Entries with figure data

□ □ □ □ □

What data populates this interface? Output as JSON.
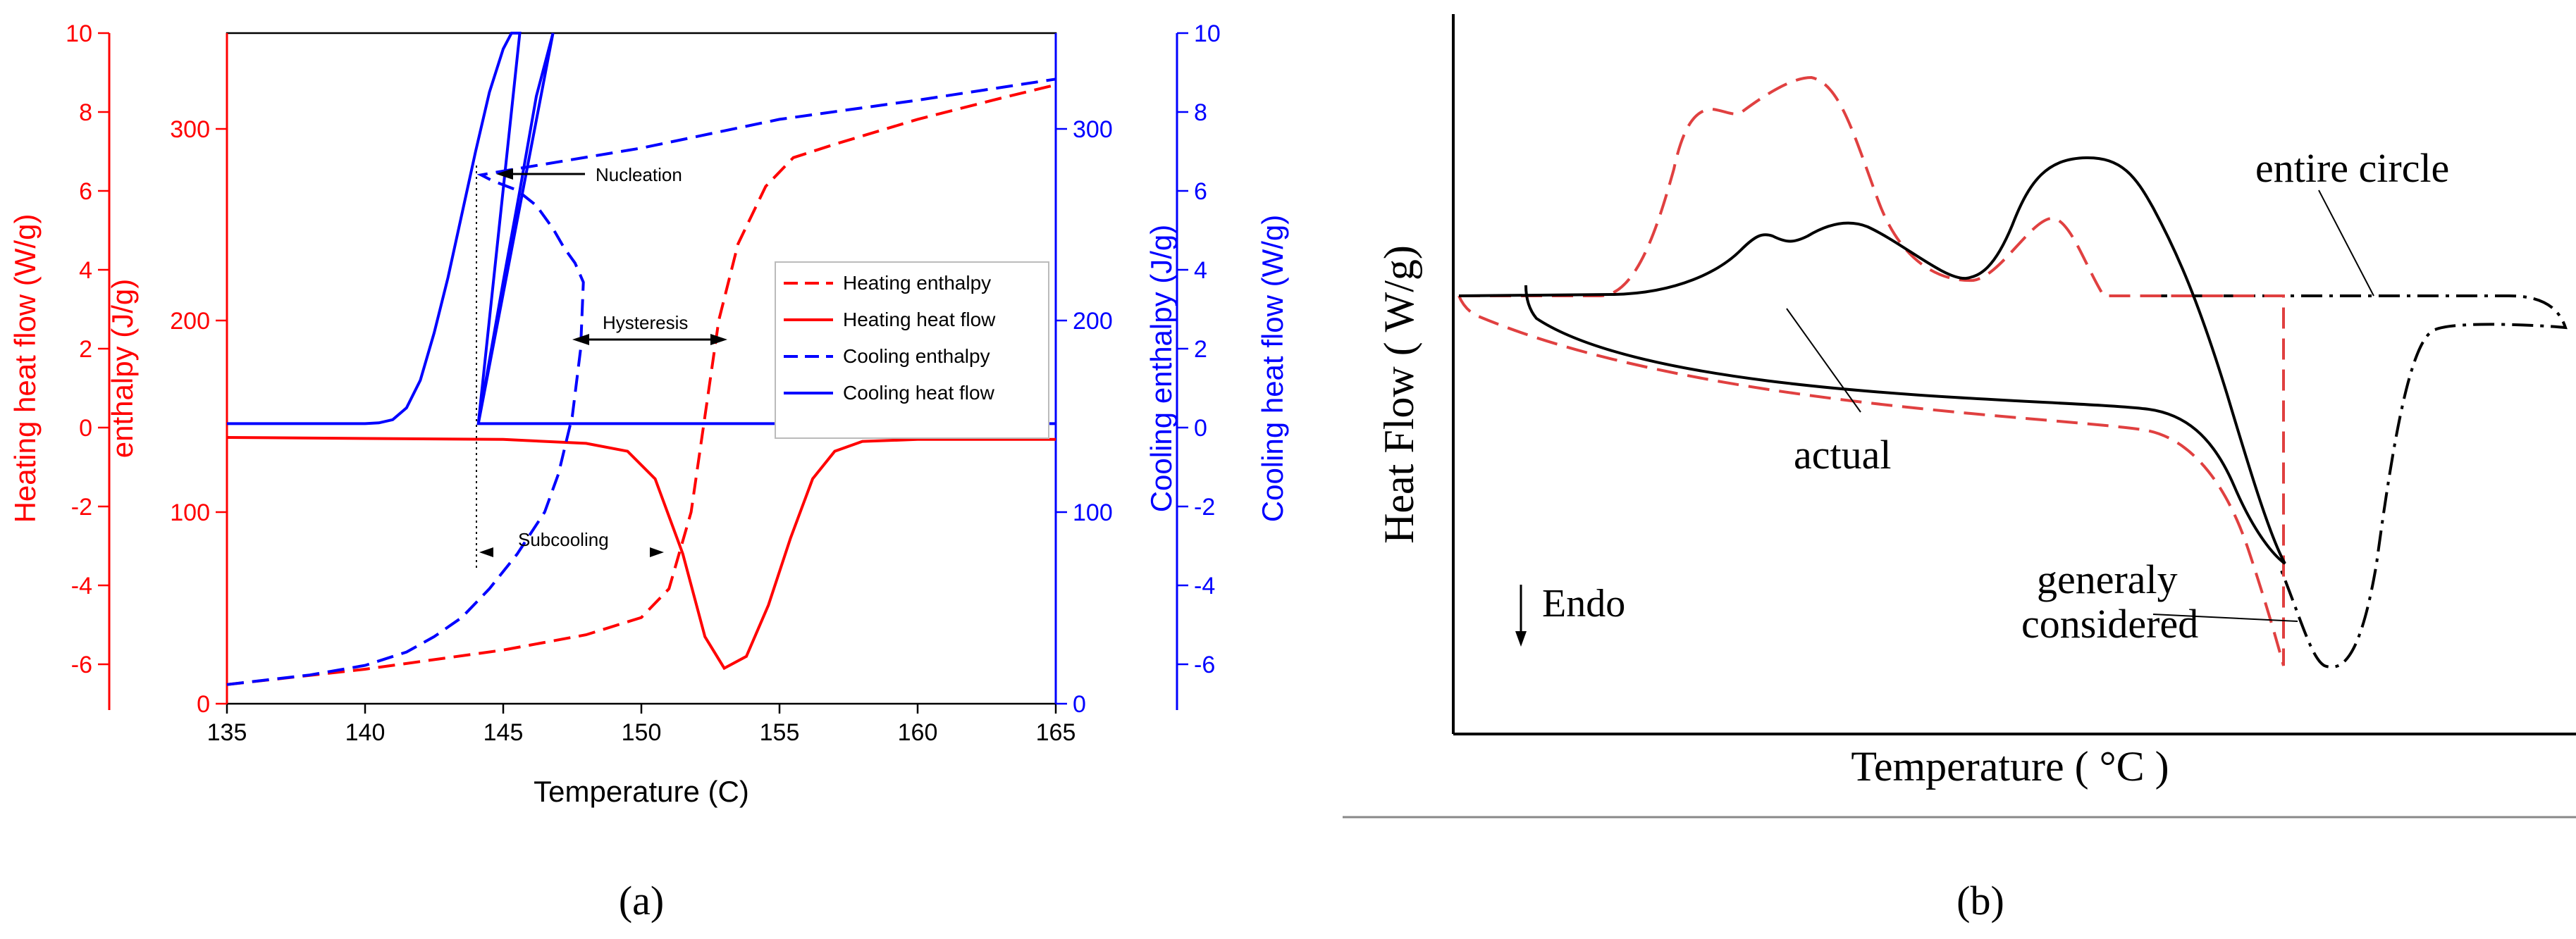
{
  "colors": {
    "heating": "#ff0000",
    "cooling": "#0000ff",
    "black": "#000000",
    "dash_red": "#e04040"
  },
  "panel_labels": {
    "a": "(a)",
    "b": "(b)"
  },
  "chart_data": [
    {
      "type": "line",
      "panel": "a",
      "xlabel": "Temperature (C)",
      "xlim": [
        135,
        165
      ],
      "x_ticks": [
        135,
        140,
        145,
        150,
        155,
        160,
        165
      ],
      "axes": {
        "heating_heat_flow": {
          "label": "Heating heat flow (W/g)",
          "range": [
            -7,
            10
          ],
          "ticks": [
            -6,
            -4,
            -2,
            0,
            2,
            4,
            6,
            8,
            10
          ]
        },
        "heating_enthalpy": {
          "label": "enthalpy (J/g)",
          "range": [
            0,
            350
          ],
          "ticks": [
            0,
            100,
            200,
            300
          ]
        },
        "cooling_enthalpy": {
          "label": "Cooling enthalpy (J/g)",
          "range": [
            0,
            350
          ],
          "ticks": [
            0,
            100,
            200,
            300
          ]
        },
        "cooling_heat_flow": {
          "label": "Cooling heat flow (W/g)",
          "range": [
            -7,
            10
          ],
          "ticks": [
            -6,
            -4,
            -2,
            0,
            2,
            4,
            6,
            8,
            10
          ]
        }
      },
      "series": [
        {
          "name": "Heating enthalpy",
          "style": "dashed",
          "color": "#ff0000",
          "axis": "heating_enthalpy",
          "x": [
            135,
            140,
            145,
            148,
            150,
            151,
            151.8,
            152.3,
            152.8,
            153.5,
            154.5,
            155.5,
            157,
            160,
            163,
            165
          ],
          "y": [
            10,
            18,
            28,
            36,
            45,
            60,
            100,
            150,
            200,
            240,
            270,
            285,
            292,
            305,
            316,
            323
          ]
        },
        {
          "name": "Heating heat flow",
          "style": "solid",
          "color": "#ff0000",
          "axis": "heating_heat_flow",
          "x": [
            135,
            145,
            148,
            149.5,
            150.5,
            151.5,
            152.3,
            153,
            153.8,
            154.6,
            155.4,
            156.2,
            157,
            158,
            160,
            165
          ],
          "y": [
            -0.25,
            -0.3,
            -0.4,
            -0.6,
            -1.3,
            -3.2,
            -5.3,
            -6.1,
            -5.8,
            -4.5,
            -2.8,
            -1.3,
            -0.6,
            -0.35,
            -0.3,
            -0.3
          ]
        },
        {
          "name": "Cooling enthalpy",
          "style": "dashed",
          "color": "#0000ff",
          "axis": "cooling_enthalpy",
          "x": [
            135,
            138,
            140,
            141.5,
            142.5,
            143.5,
            144.5,
            145.5,
            146.5,
            147,
            147.5,
            147.8,
            147.9,
            147.6,
            147.2,
            146.8,
            146.2,
            145.5,
            144.6,
            144.2,
            145,
            150,
            155,
            160,
            165
          ],
          "y": [
            10,
            15,
            20,
            27,
            35,
            45,
            60,
            78,
            100,
            120,
            150,
            185,
            220,
            230,
            238,
            248,
            260,
            268,
            273,
            276,
            278,
            290,
            305,
            315,
            326
          ]
        },
        {
          "name": "Cooling heat flow",
          "style": "solid",
          "color": "#0000ff",
          "axis": "cooling_heat_flow",
          "x": [
            135,
            140,
            140.5,
            141,
            141.5,
            142,
            142.5,
            143,
            143.5,
            144,
            144.5,
            145,
            145.3,
            145.6,
            144.1,
            144.1,
            145,
            145.6,
            146.2,
            146.8,
            144.1,
            165
          ],
          "y": [
            0.1,
            0.1,
            0.12,
            0.2,
            0.5,
            1.2,
            2.4,
            3.8,
            5.4,
            7,
            8.5,
            9.6,
            10,
            10,
            0.1,
            0.1,
            3.7,
            6,
            8.4,
            10,
            0.1,
            0.1
          ]
        }
      ],
      "legend": {
        "position": "right-middle",
        "entries": [
          "Heating enthalpy",
          "Heating heat flow",
          "Cooling enthalpy",
          "Cooling heat flow"
        ]
      },
      "annotations": {
        "nucleation": "Nucleation",
        "hysteresis": "Hysteresis",
        "subcooling": "Subcooling"
      }
    },
    {
      "type": "line",
      "panel": "b",
      "xlabel": "Temperature ( °C )",
      "ylabel": "Heat Flow ( W/g)",
      "units": "schematic (no numeric ticks)",
      "annotations": {
        "endo": "Endo",
        "actual": "actual",
        "entire_circle": "entire circle",
        "generaly": "generaly",
        "considered": "considered"
      },
      "series": [
        {
          "name": "actual",
          "style": "solid",
          "color": "#000000"
        },
        {
          "name": "generaly considered",
          "style": "dashed",
          "color": "#e04040"
        },
        {
          "name": "entire circle",
          "style": "dash-dot",
          "color": "#000000"
        }
      ]
    }
  ]
}
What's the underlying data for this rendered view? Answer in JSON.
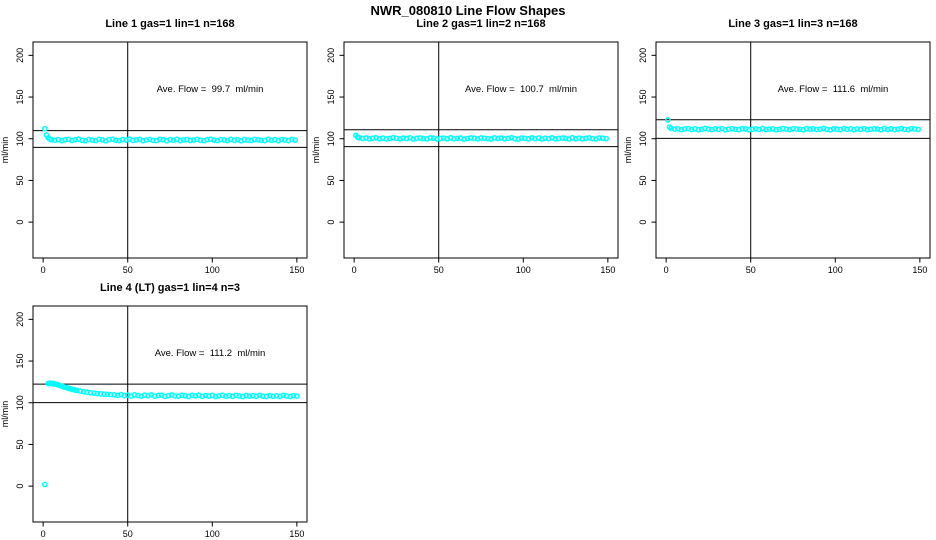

□ □ □ □ □

GIVEN EXERCISE
Without the pictures, write out the whole listing above exactly as it appears.

RESULT OF THIS EXERCISE
What data populates this interface? Output as JSON.
{
  "colors": {
    "heating": "#ff0000",
    "cooling": "#0000ff",
    "black": "#000000",
    "dash_red": "#e04040"
  },
  "panel_labels": {
    "a": "(a)",
    "b": "(b)"
  },
  "chart_data": [
    {
      "type": "line",
      "panel": "a",
      "xlabel": "Temperature (C)",
      "xlim": [
        135,
        165
      ],
      "x_ticks": [
        135,
        140,
        145,
        150,
        155,
        160,
        165
      ],
      "axes": {
        "heating_heat_flow": {
          "label": "Heating heat flow (W/g)",
          "range": [
            -7,
            10
          ],
          "ticks": [
            -6,
            -4,
            -2,
            0,
            2,
            4,
            6,
            8,
            10
          ]
        },
        "heating_enthalpy": {
          "label": "enthalpy (J/g)",
          "range": [
            0,
            350
          ],
          "ticks": [
            0,
            100,
            200,
            300
          ]
        },
        "cooling_enthalpy": {
          "label": "Cooling enthalpy (J/g)",
          "range": [
            0,
            350
          ],
          "ticks": [
            0,
            100,
            200,
            300
          ]
        },
        "cooling_heat_flow": {
          "label": "Cooling heat flow (W/g)",
          "range": [
            -7,
            10
          ],
          "ticks": [
            -6,
            -4,
            -2,
            0,
            2,
            4,
            6,
            8,
            10
          ]
        }
      },
      "series": [
        {
          "name": "Heating enthalpy",
          "style": "dashed",
          "color": "#ff0000",
          "axis": "heating_enthalpy",
          "x": [
            135,
            140,
            145,
            148,
            150,
            151,
            151.8,
            152.3,
            152.8,
            153.5,
            154.5,
            155.5,
            157,
            160,
            163,
            165
          ],
          "y": [
            10,
            18,
            28,
            36,
            45,
            60,
            100,
            150,
            200,
            240,
            270,
            285,
            292,
            305,
            316,
            323
          ]
        },
        {
          "name": "Heating heat flow",
          "style": "solid",
          "color": "#ff0000",
          "axis": "heating_heat_flow",
          "x": [
            135,
            145,
            148,
            149.5,
            150.5,
            151.5,
            152.3,
            153,
            153.8,
            154.6,
            155.4,
            156.2,
            157,
            158,
            160,
            165
          ],
          "y": [
            -0.25,
            -0.3,
            -0.4,
            -0.6,
            -1.3,
            -3.2,
            -5.3,
            -6.1,
            -5.8,
            -4.5,
            -2.8,
            -1.3,
            -0.6,
            -0.35,
            -0.3,
            -0.3
          ]
        },
        {
          "name": "Cooling enthalpy",
          "style": "dashed",
          "color": "#0000ff",
          "axis": "cooling_enthalpy",
          "x": [
            135,
            138,
            140,
            141.5,
            142.5,
            143.5,
            144.5,
            145.5,
            146.5,
            147,
            147.5,
            147.8,
            147.9,
            147.6,
            147.2,
            146.8,
            146.2,
            145.5,
            144.6,
            144.2,
            145,
            150,
            155,
            160,
            165
          ],
          "y": [
            10,
            15,
            20,
            27,
            35,
            45,
            60,
            78,
            100,
            120,
            150,
            185,
            220,
            230,
            238,
            248,
            260,
            268,
            273,
            276,
            278,
            290,
            305,
            315,
            326
          ]
        },
        {
          "name": "Cooling heat flow",
          "style": "solid",
          "color": "#0000ff",
          "axis": "cooling_heat_flow",
          "x": [
            135,
            140,
            140.5,
            141,
            141.5,
            142,
            142.5,
            143,
            143.5,
            144,
            144.5,
            145,
            145.3,
            145.6,
            144.1,
            144.1,
            145,
            145.6,
            146.2,
            146.8,
            144.1,
            165
          ],
          "y": [
            0.1,
            0.1,
            0.12,
            0.2,
            0.5,
            1.2,
            2.4,
            3.8,
            5.4,
            7,
            8.5,
            9.6,
            10,
            10,
            0.1,
            0.1,
            3.7,
            6,
            8.4,
            10,
            0.1,
            0.1
          ]
        }
      ],
      "legend": {
        "position": "right-middle",
        "entries": [
          "Heating enthalpy",
          "Heating heat flow",
          "Cooling enthalpy",
          "Cooling heat flow"
        ]
      },
      "annotations": {
        "nucleation": "Nucleation",
        "hysteresis": "Hysteresis",
        "subcooling": "Subcooling"
      }
    },
    {
      "type": "line",
      "panel": "b",
      "xlabel": "Temperature ( °C )",
      "ylabel": "Heat Flow ( W/g)",
      "units": "schematic (no numeric ticks)",
      "annotations": {
        "endo": "Endo",
        "actual": "actual",
        "entire_circle": "entire circle",
        "generaly": "generaly",
        "considered": "considered"
      },
      "series": [
        {
          "name": "actual",
          "style": "solid",
          "color": "#000000"
        },
        {
          "name": "generaly considered",
          "style": "dashed",
          "color": "#e04040"
        },
        {
          "name": "entire circle",
          "style": "dash-dot",
          "color": "#000000"
        }
      ]
    }
  ]
}
What's the underlying data for this rendered view? Answer in JSON.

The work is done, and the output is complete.